# Start of Extract provided

Under Rule 15, a party may amend its pleading once “as a matter of course” within twenty-one days of serving it, or within twenty-one days after service of a responsive pleading or motion under Rule 12(b), (e), or (f). Fed.R.Civ.P. 15(a)(1). Otherwise, “a party may amend its pleading only with the opposing party's written consent or the court's leave.” Fed.R.Civ.P. 15(a)(2). “The court should freely give leave when justice so requires.” Id. “The standard for granting leave to amend is generous.” United States v. Corinthian Colls., 655 F.3d 984, 995 (9th Cir. 2011). And “the nonmovant bears the burden of showing why amendment should not be granted.” Senza-Gel Corp. v. Seiffhart, 803 F.2d 661, 666 (Fed. Cir. 1986). “The court considers five factors [under Rule 15] in assessing the propriety of leave to amend-bad faith, undue delay, prejudice to the opposing party, futility of amendment, and whether the plaintiff has previously amended the complaint.” Corinthian Colls., 655 F.3d at 995. These factors, however, are not equally weighted. United States v. Webb, 655 F.2d 977, 980 (9th Cir. 1981).

Under 28 U.S.C. § 1447(e), “[i]f after removal the plaintiff seeks to join additional defendants whose joinder would destroy subject matter jurisdiction, the court may deny joinder, or permit joinder and remand the action to the State court.” “The language of § 1447(e) is couched in permissive terms and it clearly gives the district court the discretion to deny joinder.” Newcombe v. Adolf Coors Co., 157 F.3d 686, 691 (9th Cir. 1998).

The Court believes that the proper analysis of a motion to amend that would add defendants and destroy subject matter jurisdiction is under 28 U.S.C. § 1447(e). While district courts in the Ninth Circuit have gone both ways, the Ninth Circuit's decision in Newcombe suggests that the proper analysis is under 28 U.S.C. § 1447(e).. Id. In Newcombe, after the case was removed, the plaintiff sought to add a defendant that would destroy diversity. See id. The district court denied the motion and the Ninth Circuit affirmed. See id. The Ninth Circuit cited Section 1447(e) (not Rule 15) and explained that

[t]he district court considered the potential prejudice to Newcombe, balanced the equities, and determined that no injustice would occur. The district court, after stating that it was aware of its discretion under § 1447(e), concluded that Cassidy was not a crucial defendant in this case because Newcombe only sought (1) an injunction, which could only be enforced against the other defendants, and (2) money damages, which could be fully satisfied by the other defendants. In addition, the district court concluded that Newcombe would not suffer undue prejudice due to Cassidy's absence as a party because he could subpoena Cassidy to testify at trial, and if he so chose, he could still proceed separately against Cassidy in state court. We agree with these conclusions and therefore conclude that the district court did not abuse its discretion in denying Newcombe's motion to remand.

# End of Extract provided
# Start of Supplied records

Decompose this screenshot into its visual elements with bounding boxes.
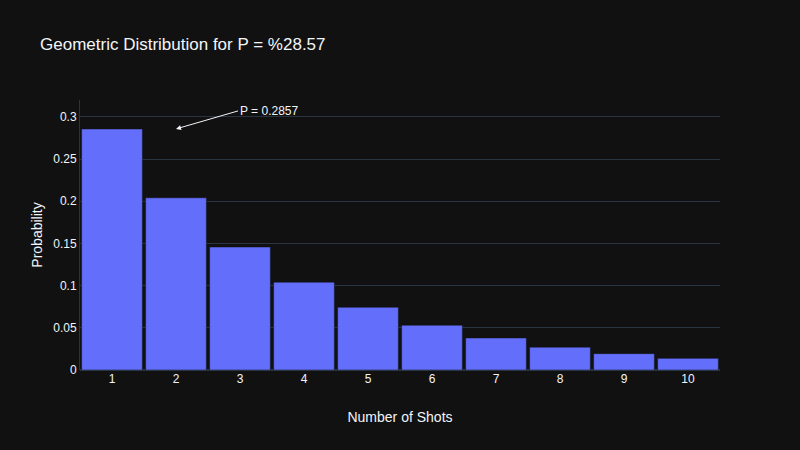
- svg-text:3: 3: [237, 372, 244, 386]
- svg-text:Probability: Probability: [29, 202, 45, 267]
- svg-text:5: 5: [365, 372, 372, 386]
- svg-text:8: 8: [557, 372, 564, 386]
- svg-text:6: 6: [429, 372, 436, 386]
- svg-text:0: 0: [70, 363, 77, 377]
- svg-text:1: 1: [109, 372, 116, 386]
- svg-text:9: 9: [621, 372, 628, 386]
- svg-text:Geometric Distribution for P =: Geometric Distribution for P = %28.57: [40, 35, 326, 54]
- svg-text:Number of Shots: Number of Shots: [347, 409, 452, 425]
- svg-text:0.1: 0.1: [60, 279, 77, 293]
- svg-text:2: 2: [173, 372, 180, 386]
- svg-text:P = 0.2857: P = 0.2857: [240, 104, 298, 118]
- svg-text:0.3: 0.3: [60, 110, 77, 124]
- svg-text:7: 7: [493, 372, 500, 386]
- svg-text:4: 4: [301, 372, 308, 386]
- svg-text:0.15: 0.15: [53, 237, 77, 251]
- svg-text:0.05: 0.05: [53, 321, 77, 335]
- svg-text:0.2: 0.2: [60, 194, 77, 208]
- svg-text:10: 10: [681, 372, 695, 386]
- svg-text:0.25: 0.25: [53, 152, 77, 166]
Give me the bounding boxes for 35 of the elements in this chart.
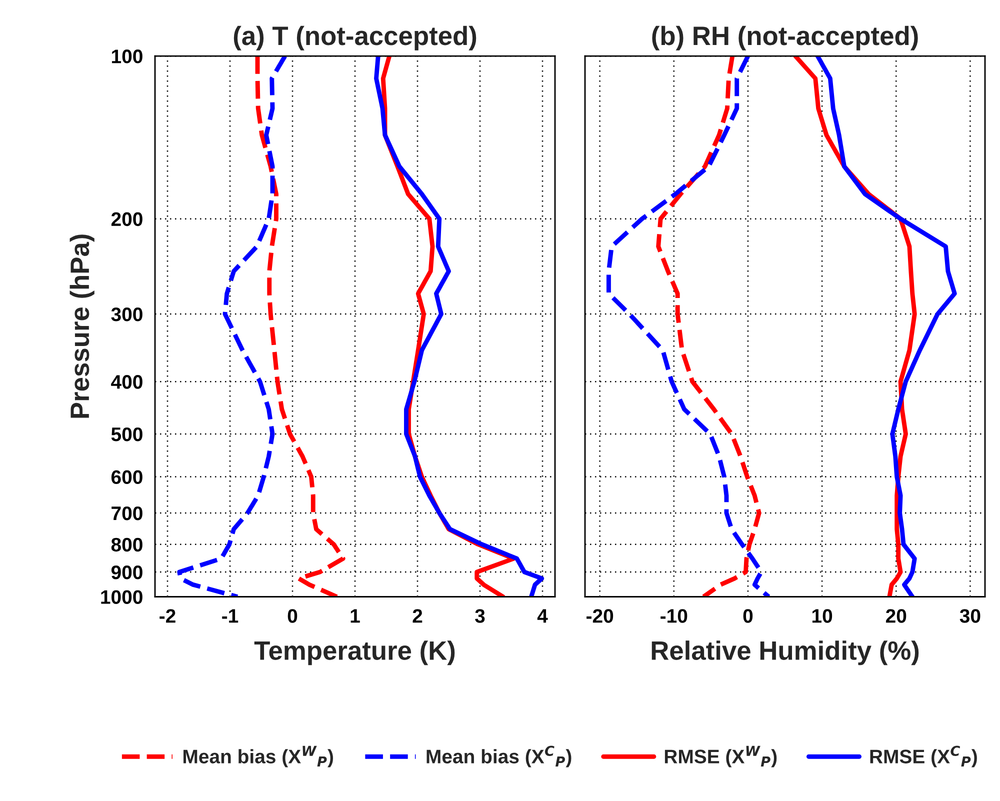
x-tick-label: -20 (586, 609, 614, 623)
line-series (255, 56, 346, 597)
x-tick-label: 20 (886, 609, 906, 623)
x-tick-label: 4 (537, 609, 548, 623)
legend-label: Mean bias (X$^{W}$$_{P}$) (184, 746, 333, 768)
line-series (177, 56, 288, 597)
x-tick-label: 10 (812, 609, 832, 623)
y-tick-label: 400 (111, 375, 142, 389)
x-tick-label: 0 (743, 609, 753, 623)
x-tick-label: 30 (960, 609, 980, 623)
y-axis-title: Pressure (hPa) (70, 234, 94, 418)
x-tick-label: 2 (412, 609, 422, 623)
legend-label: RMSE (X$^{W}$$_{P}$) (664, 746, 777, 768)
y-tick-label: 100 (112, 50, 142, 64)
x-tick-label: 1 (350, 609, 360, 623)
chart-title: (a) T (not-accepted) (234, 26, 476, 50)
line-series (374, 56, 544, 597)
legend-label: RMSE (X$^{C}$$_{P}$) (870, 746, 977, 768)
y-tick-label: 500 (111, 427, 142, 442)
y-tick-label: 1000 (101, 590, 142, 604)
x-tick-label: -10 (660, 609, 688, 623)
y-tick-label: 600 (111, 470, 142, 484)
y-tick-label: 200 (111, 212, 142, 226)
y-tick-label: 300 (111, 308, 142, 322)
legend-label: Mean bias (X$^{C}$$_{P}$) (426, 746, 572, 768)
y-tick-label: 800 (111, 538, 142, 552)
y-tick-label: 700 (112, 506, 142, 520)
x-tick-label: -2 (160, 609, 176, 623)
x-tick-label: 0 (288, 609, 298, 623)
x-tick-label: 3 (475, 609, 485, 623)
x-axis-title: Relative Humidity (%) (652, 640, 919, 666)
x-axis-title: Temperature (K) (254, 640, 455, 666)
y-tick-label: 900 (111, 565, 142, 580)
x-tick-label: -1 (222, 609, 238, 623)
chart-title: (b) RH (not-accepted) (652, 26, 918, 50)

# End of Supplied records

# Set problem 1:
In the legal extract, who bears the burden of showing why amendment should not be granted?
# Set problem 2:
List the five factors that the legal extract says the court considers under Rule 15 in assessing the propriety of leave to amend.
# Set problem 3:
Quote the legal extract word for word, starting with "[t]he district court" and going on through "motion to remand.".

# Final answer 1:
The nonmovant bears that burden.

# Final answer 2:
- Bad faith
- Undue delay
- Prejudice to the opposing party
- Futility of amendment
- Whether the plaintiff has previously amended the complaint

# Final answer 3:
[t]he district court considered the potential prejudice to Newcombe, balanced the equities, and determined that no injustice would occur. The district court, after stating that it was aware of its discretion under § 1447(e), concluded that Cassidy was not a crucial defendant in this case because Newcombe only sought (1) an injunction, which could only be enforced against the other defendants, and (2) money damages, which could be fully satisfied by the other defendants. In addition, the district court concluded that Newcombe would not suffer undue prejudice due to Cassidy's absence as a party because he could subpoena Cassidy to testify at trial, and if he so chose, he could still proceed separately against Cassidy in state court. We agree with these conclusions and therefore conclude that the district court did not abuse its discretion in denying Newcombe's motion to remand.